## DO THIS
Only the pictures are to be left out; set down the rest of the records exactly.

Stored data
START
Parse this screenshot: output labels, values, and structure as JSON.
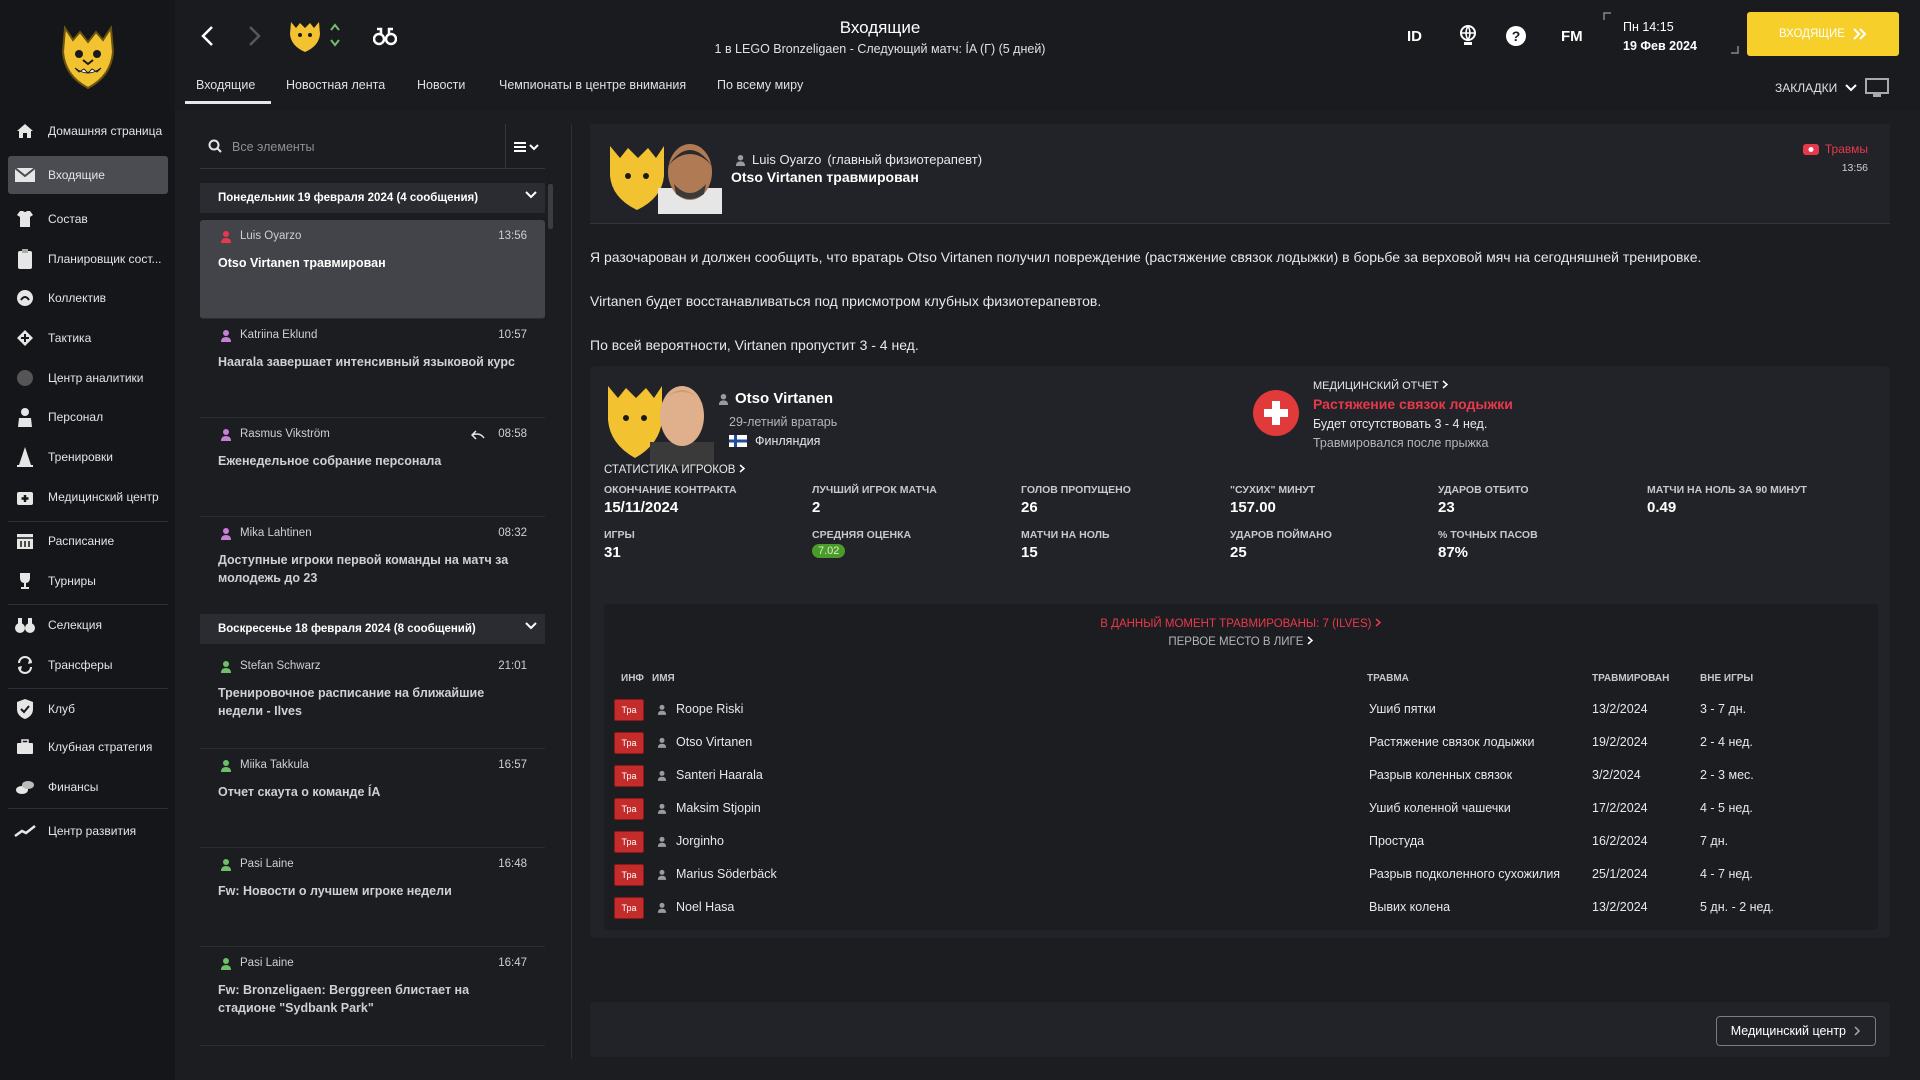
{
  "sidebar": {
    "items": [
      {
        "label": "Домашняя страница",
        "icon": "home-icon"
      },
      {
        "label": "Входящие",
        "icon": "inbox-icon"
      },
      {
        "label": "Состав",
        "icon": "squad-shirt-icon"
      },
      {
        "label": "Планировщик сост...",
        "icon": "squad-planner-icon"
      },
      {
        "label": "Коллектив",
        "icon": "dynamics-icon"
      },
      {
        "label": "Тактика",
        "icon": "tactics-icon"
      },
      {
        "label": "Центр аналитики",
        "icon": "analytics-icon"
      },
      {
        "label": "Персонал",
        "icon": "staff-icon"
      },
      {
        "label": "Тренировки",
        "icon": "training-cone-icon"
      },
      {
        "label": "Медицинский центр",
        "icon": "medical-kit-icon"
      },
      {
        "label": "Расписание",
        "icon": "calendar-icon"
      },
      {
        "label": "Турниры",
        "icon": "trophy-icon"
      },
      {
        "label": "Селекция",
        "icon": "binoculars-icon"
      },
      {
        "label": "Трансферы",
        "icon": "transfers-icon"
      },
      {
        "label": "Клуб",
        "icon": "club-shield-icon"
      },
      {
        "label": "Клубная стратегия",
        "icon": "briefcase-icon"
      },
      {
        "label": "Финансы",
        "icon": "finances-icon"
      },
      {
        "label": "Центр развития",
        "icon": "development-icon"
      }
    ]
  },
  "header": {
    "title": "Входящие",
    "subtitle": "1 в LEGO Bronzeligaen - Следующий матч: ÍA (Г) (5 дней)",
    "id_label": "ID",
    "fm_label": "FM",
    "time": "Пн 14:15",
    "date": "19 Фев 2024",
    "continue_label": "ВХОДЯЩИЕ",
    "bookmarks_label": "ЗАКЛАДКИ",
    "tabs": [
      "Входящие",
      "Новостная лента",
      "Новости",
      "Чемпионаты в центре внимания",
      "По всему миру"
    ]
  },
  "inbox": {
    "search_placeholder": "Все элементы",
    "groups": [
      {
        "header": "Понедельник 19 февраля 2024 (4 сообщения)"
      },
      {
        "header": "Воскресенье 18 февраля 2024 (8 сообщений)"
      }
    ],
    "messages": [
      {
        "sender": "Luis Oyarzo",
        "time": "13:56",
        "subject": "Otso Virtanen травмирован",
        "color": "#e8394a"
      },
      {
        "sender": "Katriina Eklund",
        "time": "10:57",
        "subject": "Haarala завершает интенсивный языковой курс",
        "color": "#c87fd8"
      },
      {
        "sender": "Rasmus Vikström",
        "time": "08:58",
        "subject": "Еженедельное собрание персонала",
        "color": "#c87fd8"
      },
      {
        "sender": "Mika Lahtinen",
        "time": "08:32",
        "subject": "Доступные игроки первой команды на матч за молодежь до 23",
        "color": "#c87fd8"
      },
      {
        "sender": "Stefan Schwarz",
        "time": "21:01",
        "subject": "Тренировочное расписание на ближайшие недели - Ilves",
        "color": "#6fbf6a"
      },
      {
        "sender": "Miika Takkula",
        "time": "16:57",
        "subject": "Отчет скаута о команде ÍA",
        "color": "#6fbf6a"
      },
      {
        "sender": "Pasi Laine",
        "time": "16:48",
        "subject": "Fw: Новости о лучшем игроке недели",
        "color": "#6fbf6a"
      },
      {
        "sender": "Pasi Laine",
        "time": "16:47",
        "subject": "Fw: Bronzeligaen: Berggreen блистает на стадионе \"Sydbank Park\"",
        "color": "#6fbf6a"
      }
    ]
  },
  "message": {
    "from": "Luis Oyarzo",
    "role": "(главный физиотерапевт)",
    "title": "Otso Virtanen травмирован",
    "tag": "Травмы",
    "tag_time": "13:56",
    "paragraphs": [
      "Я разочарован и должен сообщить, что вратарь Otso Virtanen получил повреждение (растяжение связок лодыжки) в борьбе за верховой мяч на сегодняшней тренировке.",
      "Virtanen будет восстанавливаться под присмотром клубных физиотерапевтов.",
      "По всей вероятности, Virtanen пропустит 3 - 4 нед."
    ]
  },
  "player": {
    "name": "Otso Virtanen",
    "age_position": "29-летний вратарь",
    "nationality": "Финляндия",
    "medical_label": "МЕДИЦИНСКИЙ ОТЧЕТ",
    "injury": "Растяжение связок лодыжки",
    "absence": "Будет отсутствовать 3 - 4 нед.",
    "cause": "Травмировался после прыжка",
    "stats_label": "СТАТИСТИКА ИГРОКОВ",
    "stats": [
      {
        "label": "ОКОНЧАНИЕ КОНТРАКТА",
        "value": "15/11/2024"
      },
      {
        "label": "ЛУЧШИЙ ИГРОК МАТЧА",
        "value": "2"
      },
      {
        "label": "ГОЛОВ ПРОПУЩЕНО",
        "value": "26"
      },
      {
        "label": "\"СУХИХ\" МИНУТ",
        "value": "157.00"
      },
      {
        "label": "УДАРОВ ОТБИТО",
        "value": "23"
      },
      {
        "label": "МАТЧИ НА НОЛЬ ЗА 90 МИНУТ",
        "value": "0.49"
      },
      {
        "label": "ИГРЫ",
        "value": "31"
      },
      {
        "label": "СРЕДНЯЯ ОЦЕНКА",
        "value": "7.02"
      },
      {
        "label": "МАТЧИ НА НОЛЬ",
        "value": "15"
      },
      {
        "label": "УДАРОВ ПОЙМАНО",
        "value": "25"
      },
      {
        "label": "% ТОЧНЫХ ПАСОВ",
        "value": "87%"
      }
    ]
  },
  "injuries": {
    "current": "В ДАННЫЙ МОМЕНТ ТРАВМИРОВАНЫ: 7 (ILVES)",
    "league": "ПЕРВОЕ МЕСТО В ЛИГЕ",
    "columns": [
      "ИНФ",
      "ИМЯ",
      "ТРАВМА",
      "ТРАВМИРОВАН",
      "ВНЕ ИГРЫ"
    ],
    "badge_label": "Тра",
    "rows": [
      {
        "name": "Roope Riski",
        "injury": "Ушиб пятки",
        "date": "13/2/2024",
        "out": "3 - 7 дн."
      },
      {
        "name": "Otso Virtanen",
        "injury": "Растяжение связок лодыжки",
        "date": "19/2/2024",
        "out": "2 - 4 нед."
      },
      {
        "name": "Santeri Haarala",
        "injury": "Разрыв коленных связок",
        "date": "3/2/2024",
        "out": "2 - 3 мес."
      },
      {
        "name": "Maksim Stjopin",
        "injury": "Ушиб коленной чашечки",
        "date": "17/2/2024",
        "out": "4 - 5 нед."
      },
      {
        "name": "Jorginho",
        "injury": "Простуда",
        "date": "16/2/2024",
        "out": "7 дн."
      },
      {
        "name": "Marius Söderbäck",
        "injury": "Разрыв подколенного сухожилия",
        "date": "25/1/2024",
        "out": "4 - 7 нед."
      },
      {
        "name": "Noel Hasa",
        "injury": "Вывих колена",
        "date": "13/2/2024",
        "out": "5 дн. - 2 нед."
      }
    ]
  },
  "footer": {
    "medical_center_label": "Медицинский центр"
  },
  "colors": {
    "accent": "#f6cf2b",
    "injury": "#e8394a",
    "rating": "#4a9b2a"
  }
}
END
## FINISHED TASK
Parse this screenshot: output labels, values, and structure as JSON.
{
  "sidebar": {
    "items": [
      {
        "label": "Домашняя страница",
        "icon": "home-icon"
      },
      {
        "label": "Входящие",
        "icon": "inbox-icon"
      },
      {
        "label": "Состав",
        "icon": "squad-shirt-icon"
      },
      {
        "label": "Планировщик сост...",
        "icon": "squad-planner-icon"
      },
      {
        "label": "Коллектив",
        "icon": "dynamics-icon"
      },
      {
        "label": "Тактика",
        "icon": "tactics-icon"
      },
      {
        "label": "Центр аналитики",
        "icon": "analytics-icon"
      },
      {
        "label": "Персонал",
        "icon": "staff-icon"
      },
      {
        "label": "Тренировки",
        "icon": "training-cone-icon"
      },
      {
        "label": "Медицинский центр",
        "icon": "medical-kit-icon"
      },
      {
        "label": "Расписание",
        "icon": "calendar-icon"
      },
      {
        "label": "Турниры",
        "icon": "trophy-icon"
      },
      {
        "label": "Селекция",
        "icon": "binoculars-icon"
      },
      {
        "label": "Трансферы",
        "icon": "transfers-icon"
      },
      {
        "label": "Клуб",
        "icon": "club-shield-icon"
      },
      {
        "label": "Клубная стратегия",
        "icon": "briefcase-icon"
      },
      {
        "label": "Финансы",
        "icon": "finances-icon"
      },
      {
        "label": "Центр развития",
        "icon": "development-icon"
      }
    ]
  },
  "header": {
    "title": "Входящие",
    "subtitle": "1 в LEGO Bronzeligaen - Следующий матч: ÍA (Г) (5 дней)",
    "id_label": "ID",
    "fm_label": "FM",
    "time": "Пн 14:15",
    "date": "19 Фев 2024",
    "continue_label": "ВХОДЯЩИЕ",
    "bookmarks_label": "ЗАКЛАДКИ",
    "tabs": [
      "Входящие",
      "Новостная лента",
      "Новости",
      "Чемпионаты в центре внимания",
      "По всему миру"
    ]
  },
  "inbox": {
    "search_placeholder": "Все элементы",
    "groups": [
      {
        "header": "Понедельник 19 февраля 2024 (4 сообщения)"
      },
      {
        "header": "Воскресенье 18 февраля 2024 (8 сообщений)"
      }
    ],
    "messages": [
      {
        "sender": "Luis Oyarzo",
        "time": "13:56",
        "subject": "Otso Virtanen травмирован",
        "color": "#e8394a"
      },
      {
        "sender": "Katriina Eklund",
        "time": "10:57",
        "subject": "Haarala завершает интенсивный языковой курс",
        "color": "#c87fd8"
      },
      {
        "sender": "Rasmus Vikström",
        "time": "08:58",
        "subject": "Еженедельное собрание персонала",
        "color": "#c87fd8"
      },
      {
        "sender": "Mika Lahtinen",
        "time": "08:32",
        "subject": "Доступные игроки первой команды на матч за молодежь до 23",
        "color": "#c87fd8"
      },
      {
        "sender": "Stefan Schwarz",
        "time": "21:01",
        "subject": "Тренировочное расписание на ближайшие недели - Ilves",
        "color": "#6fbf6a"
      },
      {
        "sender": "Miika Takkula",
        "time": "16:57",
        "subject": "Отчет скаута о команде ÍA",
        "color": "#6fbf6a"
      },
      {
        "sender": "Pasi Laine",
        "time": "16:48",
        "subject": "Fw: Новости о лучшем игроке недели",
        "color": "#6fbf6a"
      },
      {
        "sender": "Pasi Laine",
        "time": "16:47",
        "subject": "Fw: Bronzeligaen: Berggreen блистает на стадионе \"Sydbank Park\"",
        "color": "#6fbf6a"
      }
    ]
  },
  "message": {
    "from": "Luis Oyarzo",
    "role": "(главный физиотерапевт)",
    "title": "Otso Virtanen травмирован",
    "tag": "Травмы",
    "tag_time": "13:56",
    "paragraphs": [
      "Я разочарован и должен сообщить, что вратарь Otso Virtanen получил повреждение (растяжение связок лодыжки) в борьбе за верховой мяч на сегодняшней тренировке.",
      "Virtanen будет восстанавливаться под присмотром клубных физиотерапевтов.",
      "По всей вероятности, Virtanen пропустит 3 - 4 нед."
    ]
  },
  "player": {
    "name": "Otso Virtanen",
    "age_position": "29-летний вратарь",
    "nationality": "Финляндия",
    "medical_label": "МЕДИЦИНСКИЙ ОТЧЕТ",
    "injury": "Растяжение связок лодыжки",
    "absence": "Будет отсутствовать 3 - 4 нед.",
    "cause": "Травмировался после прыжка",
    "stats_label": "СТАТИСТИКА ИГРОКОВ",
    "stats": [
      {
        "label": "ОКОНЧАНИЕ КОНТРАКТА",
        "value": "15/11/2024"
      },
      {
        "label": "ЛУЧШИЙ ИГРОК МАТЧА",
        "value": "2"
      },
      {
        "label": "ГОЛОВ ПРОПУЩЕНО",
        "value": "26"
      },
      {
        "label": "\"СУХИХ\" МИНУТ",
        "value": "157.00"
      },
      {
        "label": "УДАРОВ ОТБИТО",
        "value": "23"
      },
      {
        "label": "МАТЧИ НА НОЛЬ ЗА 90 МИНУТ",
        "value": "0.49"
      },
      {
        "label": "ИГРЫ",
        "value": "31"
      },
      {
        "label": "СРЕДНЯЯ ОЦЕНКА",
        "value": "7.02"
      },
      {
        "label": "МАТЧИ НА НОЛЬ",
        "value": "15"
      },
      {
        "label": "УДАРОВ ПОЙМАНО",
        "value": "25"
      },
      {
        "label": "% ТОЧНЫХ ПАСОВ",
        "value": "87%"
      }
    ]
  },
  "injuries": {
    "current": "В ДАННЫЙ МОМЕНТ ТРАВМИРОВАНЫ: 7 (ILVES)",
    "league": "ПЕРВОЕ МЕСТО В ЛИГЕ",
    "columns": [
      "ИНФ",
      "ИМЯ",
      "ТРАВМА",
      "ТРАВМИРОВАН",
      "ВНЕ ИГРЫ"
    ],
    "badge_label": "Тра",
    "rows": [
      {
        "name": "Roope Riski",
        "injury": "Ушиб пятки",
        "date": "13/2/2024",
        "out": "3 - 7 дн."
      },
      {
        "name": "Otso Virtanen",
        "injury": "Растяжение связок лодыжки",
        "date": "19/2/2024",
        "out": "2 - 4 нед."
      },
      {
        "name": "Santeri Haarala",
        "injury": "Разрыв коленных связок",
        "date": "3/2/2024",
        "out": "2 - 3 мес."
      },
      {
        "name": "Maksim Stjopin",
        "injury": "Ушиб коленной чашечки",
        "date": "17/2/2024",
        "out": "4 - 5 нед."
      },
      {
        "name": "Jorginho",
        "injury": "Простуда",
        "date": "16/2/2024",
        "out": "7 дн."
      },
      {
        "name": "Marius Söderbäck",
        "injury": "Разрыв подколенного сухожилия",
        "date": "25/1/2024",
        "out": "4 - 7 нед."
      },
      {
        "name": "Noel Hasa",
        "injury": "Вывих колена",
        "date": "13/2/2024",
        "out": "5 дн. - 2 нед."
      }
    ]
  },
  "footer": {
    "medical_center_label": "Медицинский центр"
  },
  "colors": {
    "accent": "#f6cf2b",
    "injury": "#e8394a",
    "rating": "#4a9b2a"
  }
}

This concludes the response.